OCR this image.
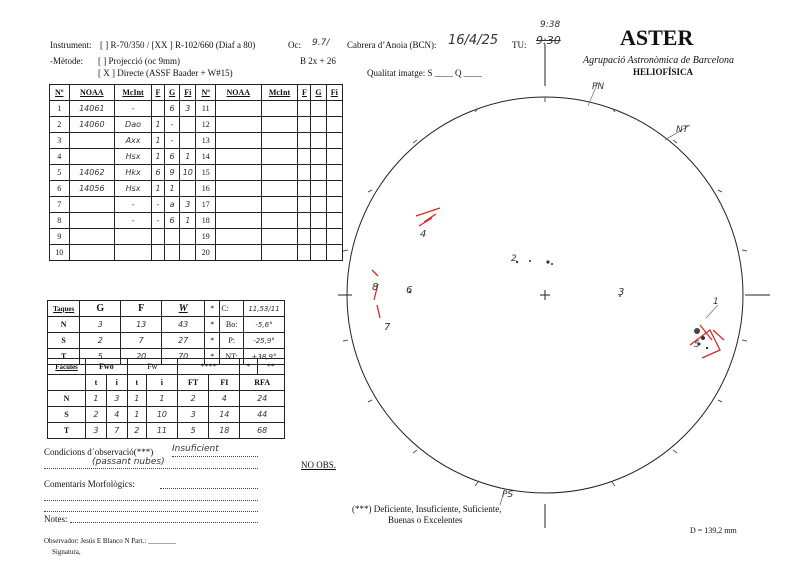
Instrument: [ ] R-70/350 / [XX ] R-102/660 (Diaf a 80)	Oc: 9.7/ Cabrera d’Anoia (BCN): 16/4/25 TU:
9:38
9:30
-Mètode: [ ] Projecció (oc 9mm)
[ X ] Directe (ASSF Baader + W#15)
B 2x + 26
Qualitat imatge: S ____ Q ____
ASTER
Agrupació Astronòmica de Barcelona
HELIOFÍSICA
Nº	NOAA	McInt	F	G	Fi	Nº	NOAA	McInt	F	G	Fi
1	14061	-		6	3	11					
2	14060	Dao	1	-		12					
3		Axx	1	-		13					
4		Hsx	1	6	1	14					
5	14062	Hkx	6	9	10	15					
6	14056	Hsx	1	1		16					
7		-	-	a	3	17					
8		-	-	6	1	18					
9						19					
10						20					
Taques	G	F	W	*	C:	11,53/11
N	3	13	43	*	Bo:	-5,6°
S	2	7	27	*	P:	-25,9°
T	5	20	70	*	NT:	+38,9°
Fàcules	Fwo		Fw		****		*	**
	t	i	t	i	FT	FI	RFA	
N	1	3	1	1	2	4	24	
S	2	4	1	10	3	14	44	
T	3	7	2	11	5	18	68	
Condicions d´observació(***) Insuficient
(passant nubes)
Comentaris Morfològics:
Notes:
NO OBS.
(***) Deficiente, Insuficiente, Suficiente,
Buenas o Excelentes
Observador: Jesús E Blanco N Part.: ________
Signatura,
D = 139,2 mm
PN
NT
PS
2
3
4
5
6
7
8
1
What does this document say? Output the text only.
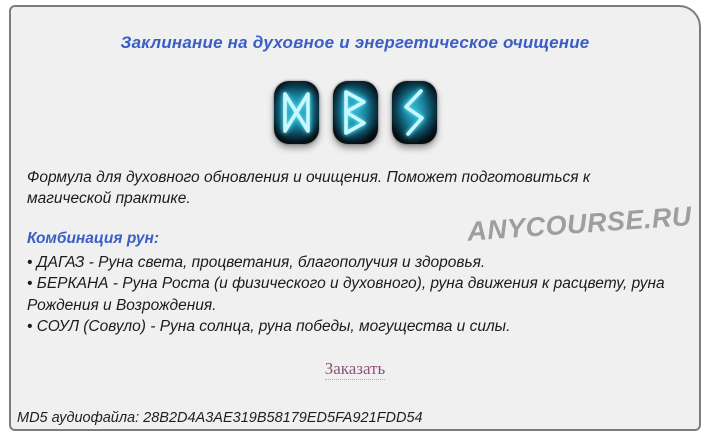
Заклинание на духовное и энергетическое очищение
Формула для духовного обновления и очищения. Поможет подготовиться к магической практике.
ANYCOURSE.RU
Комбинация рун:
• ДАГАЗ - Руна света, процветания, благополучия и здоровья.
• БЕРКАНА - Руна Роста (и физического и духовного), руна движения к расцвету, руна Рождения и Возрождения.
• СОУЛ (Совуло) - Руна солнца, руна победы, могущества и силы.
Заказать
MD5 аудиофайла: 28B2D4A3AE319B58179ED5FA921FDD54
○ ○ ○ ○ ○
◆ **Task instructions**
Your task is to gather all lines from the entries above that hold the word "this".

◆ **Full output**
OCR this image.
What does this document say? Output the text only.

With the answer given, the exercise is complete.